• **REQUIRED WORK**
Repeat the listing exactly as given, omitting every image.

Source records
■ ■ ■ ■
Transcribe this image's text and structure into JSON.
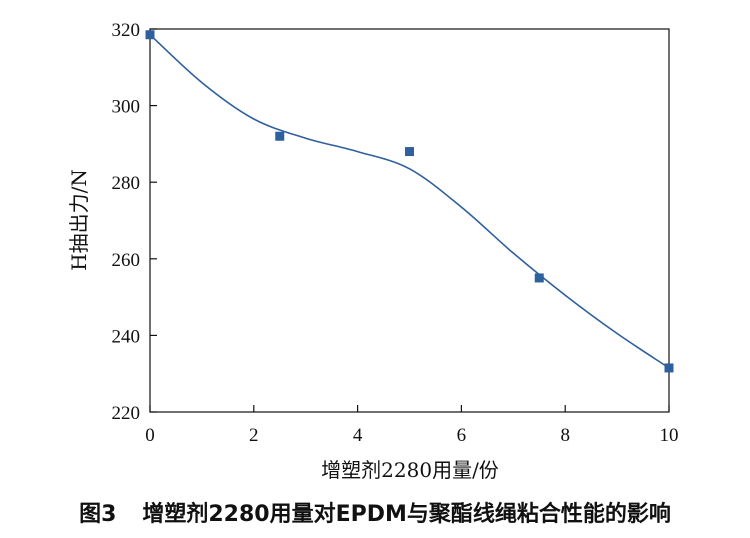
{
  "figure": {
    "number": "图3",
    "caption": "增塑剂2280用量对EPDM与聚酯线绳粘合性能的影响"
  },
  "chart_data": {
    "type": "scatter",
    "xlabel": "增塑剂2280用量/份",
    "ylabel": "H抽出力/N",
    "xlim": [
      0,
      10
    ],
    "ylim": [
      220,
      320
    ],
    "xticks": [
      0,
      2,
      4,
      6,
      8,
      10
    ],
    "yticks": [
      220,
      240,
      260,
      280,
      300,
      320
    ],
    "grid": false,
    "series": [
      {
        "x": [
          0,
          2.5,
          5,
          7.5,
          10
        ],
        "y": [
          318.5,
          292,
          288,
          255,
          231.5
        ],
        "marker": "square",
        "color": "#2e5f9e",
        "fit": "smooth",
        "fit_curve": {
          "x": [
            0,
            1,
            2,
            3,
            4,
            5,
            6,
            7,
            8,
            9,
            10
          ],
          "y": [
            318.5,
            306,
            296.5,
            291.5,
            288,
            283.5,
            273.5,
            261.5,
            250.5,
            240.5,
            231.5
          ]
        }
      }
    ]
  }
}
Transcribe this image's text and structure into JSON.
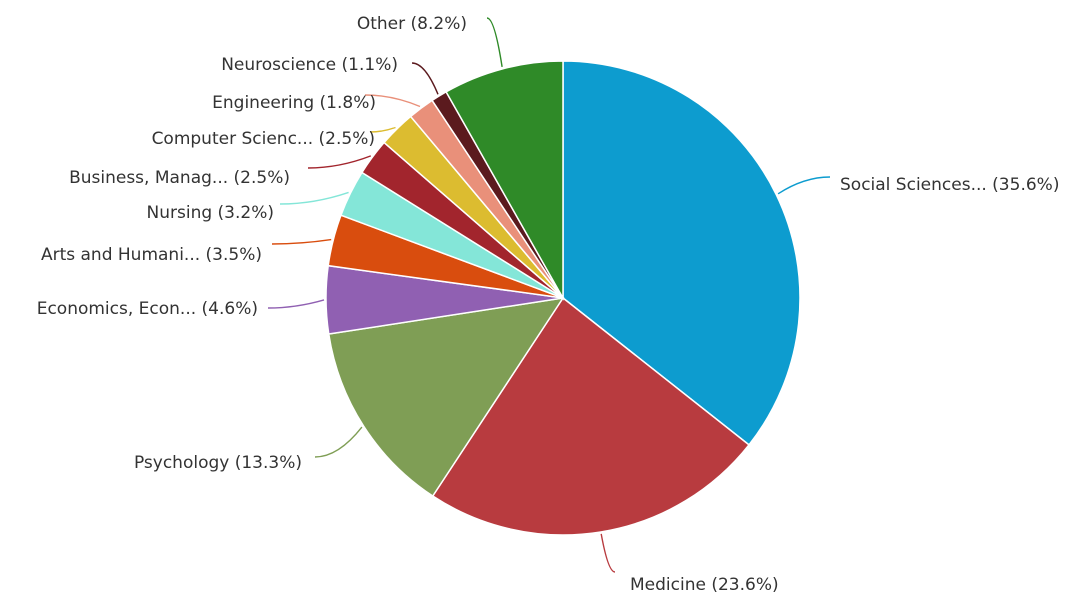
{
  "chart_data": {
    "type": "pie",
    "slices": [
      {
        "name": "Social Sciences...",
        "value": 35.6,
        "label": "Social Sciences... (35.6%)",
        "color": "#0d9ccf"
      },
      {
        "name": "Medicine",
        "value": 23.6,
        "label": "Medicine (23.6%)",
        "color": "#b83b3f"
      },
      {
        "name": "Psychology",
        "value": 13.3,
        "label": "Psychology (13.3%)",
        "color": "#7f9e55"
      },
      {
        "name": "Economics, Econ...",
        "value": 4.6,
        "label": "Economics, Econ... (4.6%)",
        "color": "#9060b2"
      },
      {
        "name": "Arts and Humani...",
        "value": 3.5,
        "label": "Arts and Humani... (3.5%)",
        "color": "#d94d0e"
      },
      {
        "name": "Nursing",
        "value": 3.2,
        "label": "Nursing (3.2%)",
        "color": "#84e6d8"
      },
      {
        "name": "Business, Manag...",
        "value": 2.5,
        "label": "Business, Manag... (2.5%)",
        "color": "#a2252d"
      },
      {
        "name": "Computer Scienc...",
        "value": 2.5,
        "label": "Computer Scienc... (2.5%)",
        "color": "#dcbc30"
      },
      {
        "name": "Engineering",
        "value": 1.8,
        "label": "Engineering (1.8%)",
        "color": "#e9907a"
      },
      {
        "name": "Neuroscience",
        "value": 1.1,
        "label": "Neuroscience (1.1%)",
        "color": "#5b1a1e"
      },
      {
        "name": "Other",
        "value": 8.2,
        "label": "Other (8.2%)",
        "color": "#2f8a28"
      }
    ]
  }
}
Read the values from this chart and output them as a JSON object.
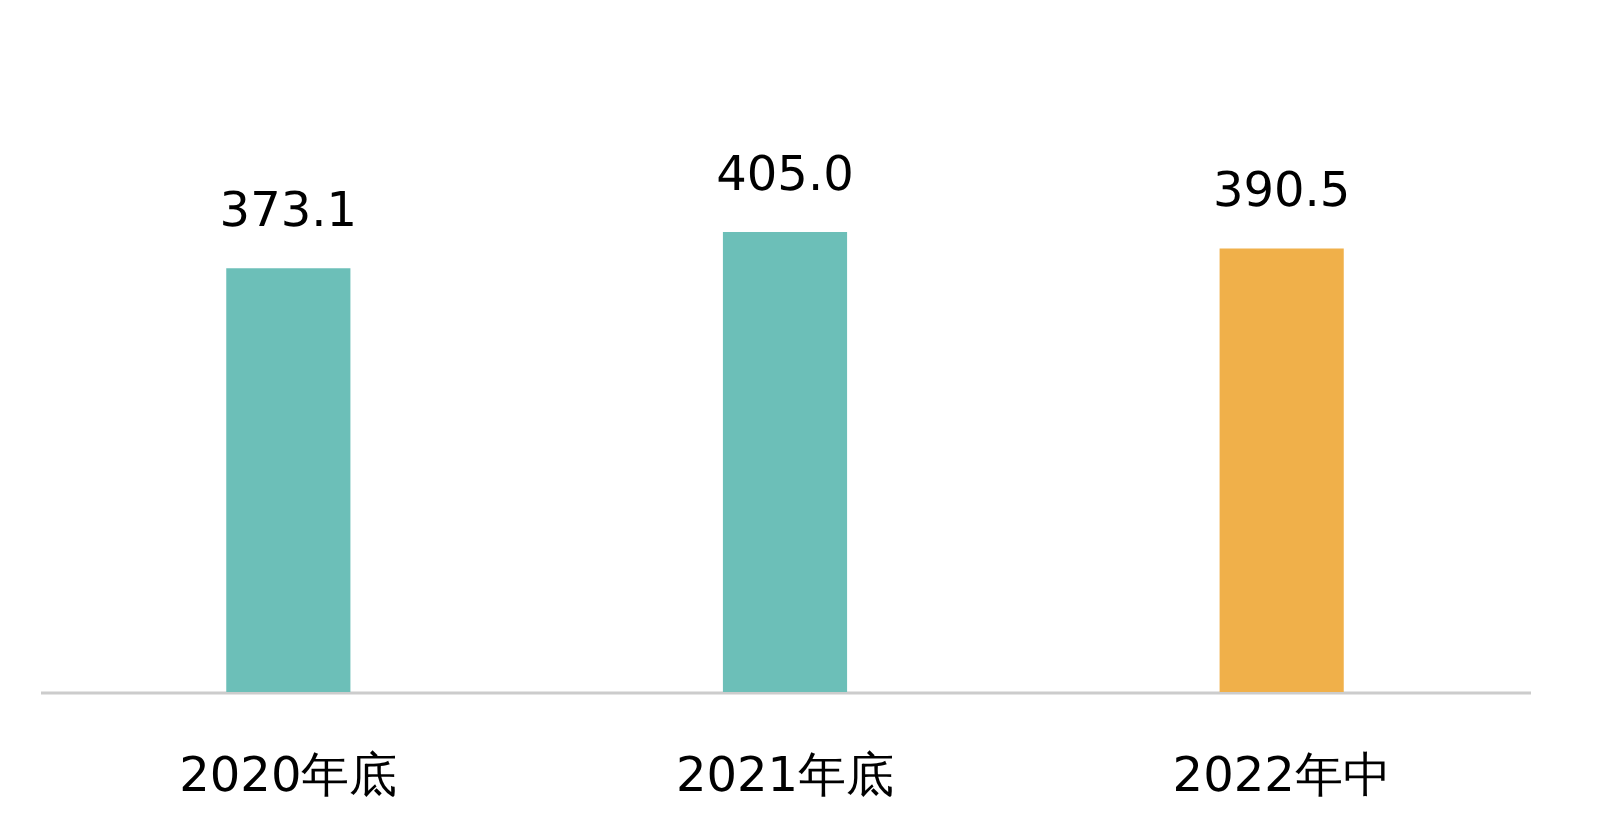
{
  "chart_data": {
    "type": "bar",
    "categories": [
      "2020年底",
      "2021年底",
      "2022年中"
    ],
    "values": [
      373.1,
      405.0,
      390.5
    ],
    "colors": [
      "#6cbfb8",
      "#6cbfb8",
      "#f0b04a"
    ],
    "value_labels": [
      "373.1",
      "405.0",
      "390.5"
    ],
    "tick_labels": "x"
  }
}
■ ■ ■ ■
• **CORRECT OUTPUT**
Transcribe this image's text and structure into JSON.
{
  "figure": {
    "number": "图3",
    "caption": "增塑剂2280用量对EPDM与聚酯线绳粘合性能的影响"
  },
  "chart_data": {
    "type": "scatter",
    "xlabel": "增塑剂2280用量/份",
    "ylabel": "H抽出力/N",
    "xlim": [
      0,
      10
    ],
    "ylim": [
      220,
      320
    ],
    "xticks": [
      0,
      2,
      4,
      6,
      8,
      10
    ],
    "yticks": [
      220,
      240,
      260,
      280,
      300,
      320
    ],
    "grid": false,
    "series": [
      {
        "x": [
          0,
          2.5,
          5,
          7.5,
          10
        ],
        "y": [
          318.5,
          292,
          288,
          255,
          231.5
        ],
        "marker": "square",
        "color": "#2e5f9e",
        "fit": "smooth",
        "fit_curve": {
          "x": [
            0,
            1,
            2,
            3,
            4,
            5,
            6,
            7,
            8,
            9,
            10
          ],
          "y": [
            318.5,
            306,
            296.5,
            291.5,
            288,
            283.5,
            273.5,
            261.5,
            250.5,
            240.5,
            231.5
          ]
        }
      }
    ]
  }
}
Transcribe this image's text and structure into JSON.
{
  "chart_data": {
    "type": "pie",
    "slices": [
      {
        "name": "Social Sciences...",
        "value": 35.6,
        "label": "Social Sciences... (35.6%)",
        "color": "#0d9ccf"
      },
      {
        "name": "Medicine",
        "value": 23.6,
        "label": "Medicine (23.6%)",
        "color": "#b83b3f"
      },
      {
        "name": "Psychology",
        "value": 13.3,
        "label": "Psychology (13.3%)",
        "color": "#7f9e55"
      },
      {
        "name": "Economics, Econ...",
        "value": 4.6,
        "label": "Economics, Econ... (4.6%)",
        "color": "#9060b2"
      },
      {
        "name": "Arts and Humani...",
        "value": 3.5,
        "label": "Arts and Humani... (3.5%)",
        "color": "#d94d0e"
      },
      {
        "name": "Nursing",
        "value": 3.2,
        "label": "Nursing (3.2%)",
        "color": "#84e6d8"
      },
      {
        "name": "Business, Manag...",
        "value": 2.5,
        "label": "Business, Manag... (2.5%)",
        "color": "#a2252d"
      },
      {
        "name": "Computer Scienc...",
        "value": 2.5,
        "label": "Computer Scienc... (2.5%)",
        "color": "#dcbc30"
      },
      {
        "name": "Engineering",
        "value": 1.8,
        "label": "Engineering (1.8%)",
        "color": "#e9907a"
      },
      {
        "name": "Neuroscience",
        "value": 1.1,
        "label": "Neuroscience (1.1%)",
        "color": "#5b1a1e"
      },
      {
        "name": "Other",
        "value": 8.2,
        "label": "Other (8.2%)",
        "color": "#2f8a28"
      }
    ]
  }
}
Read the values from this chart and output them as a JSON object.
{
  "chart_data": {
    "type": "bar",
    "categories": [
      "2020年底",
      "2021年底",
      "2022年中"
    ],
    "values": [
      373.1,
      405.0,
      390.5
    ],
    "colors": [
      "#6cbfb8",
      "#6cbfb8",
      "#f0b04a"
    ],
    "value_labels": [
      "373.1",
      "405.0",
      "390.5"
    ],
    "tick_labels": "x"
  }
}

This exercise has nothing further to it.